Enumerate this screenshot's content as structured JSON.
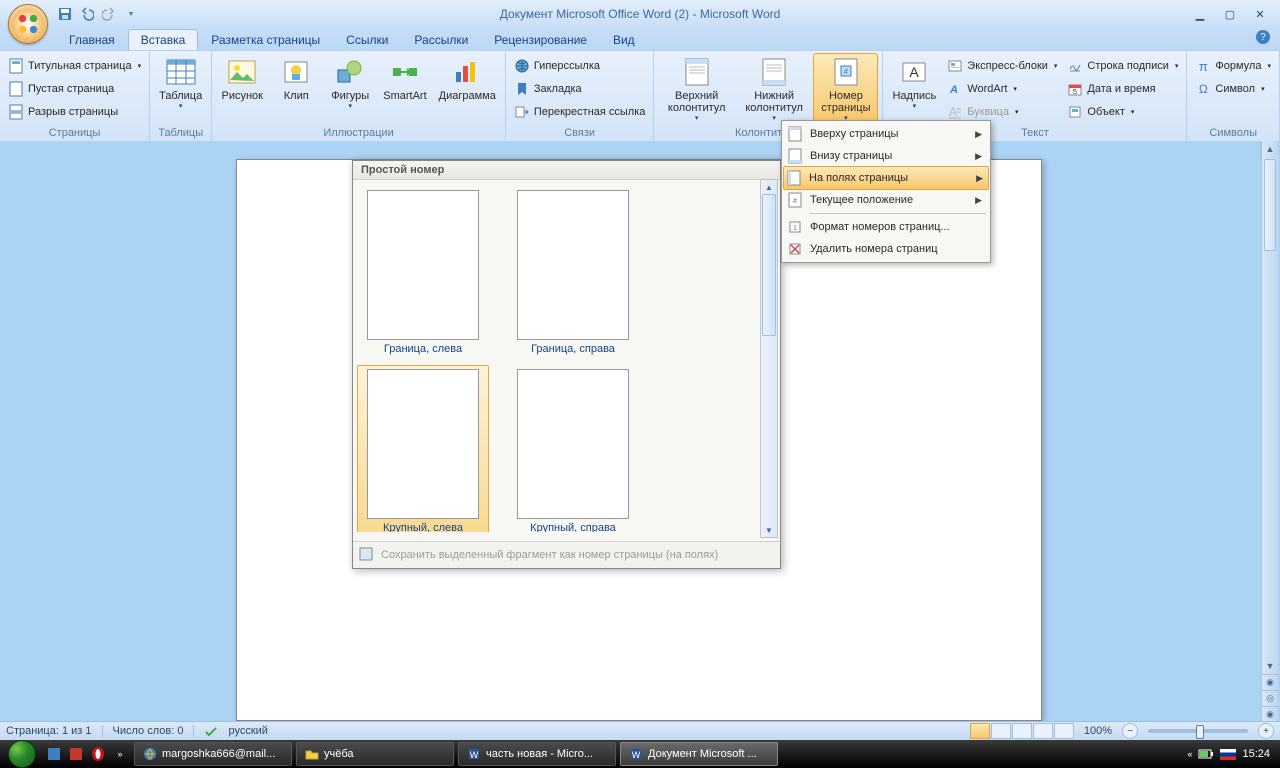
{
  "title": "Документ Microsoft Office Word (2) - Microsoft Word",
  "tabs": {
    "home": "Главная",
    "insert": "Вставка",
    "layout": "Разметка страницы",
    "refs": "Ссылки",
    "mail": "Рассылки",
    "review": "Рецензирование",
    "view": "Вид"
  },
  "groups": {
    "pages": {
      "label": "Страницы",
      "cover": "Титульная страница",
      "blank": "Пустая страница",
      "break": "Разрыв страницы"
    },
    "tables": {
      "label": "Таблицы",
      "table": "Таблица"
    },
    "illus": {
      "label": "Иллюстрации",
      "picture": "Рисунок",
      "clip": "Клип",
      "shapes": "Фигуры",
      "smartart": "SmartArt",
      "chart": "Диаграмма"
    },
    "links": {
      "label": "Связи",
      "hyper": "Гиперссылка",
      "book": "Закладка",
      "cross": "Перекрестная ссылка"
    },
    "hf": {
      "label": "Колонтитулы",
      "header": "Верхний колонтитул",
      "footer": "Нижний колонтитул",
      "pagenum": "Номер страницы"
    },
    "text": {
      "label": "Текст",
      "textbox": "Надпись",
      "quick": "Экспресс-блоки",
      "wordart": "WordArt",
      "dropcap": "Буквица",
      "sig": "Строка подписи",
      "date": "Дата и время",
      "obj": "Объект"
    },
    "sym": {
      "label": "Символы",
      "eq": "Формула",
      "sym": "Символ"
    }
  },
  "pn_menu": {
    "top": "Вверху страницы",
    "bottom": "Внизу страницы",
    "margins": "На полях страницы",
    "current": "Текущее положение",
    "format": "Формат номеров страниц...",
    "remove": "Удалить номера страниц"
  },
  "gallery": {
    "header": "Простой номер",
    "items": [
      "Граница, слева",
      "Граница, справа",
      "Крупный, слева",
      "Крупный, справа"
    ],
    "footer": "Сохранить выделенный фрагмент как номер страницы (на полях)"
  },
  "status": {
    "page": "Страница: 1 из 1",
    "words": "Число слов: 0",
    "lang": "русский",
    "zoom": "100%"
  },
  "taskbar": {
    "t1": "margoshka666@mail...",
    "t2": "учёба",
    "t3": "часть новая - Micro...",
    "t4": "Документ Microsoft ...",
    "clock": "15:24"
  }
}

++++++

Only a number is needed: how many lines of the material above contain "header"?

2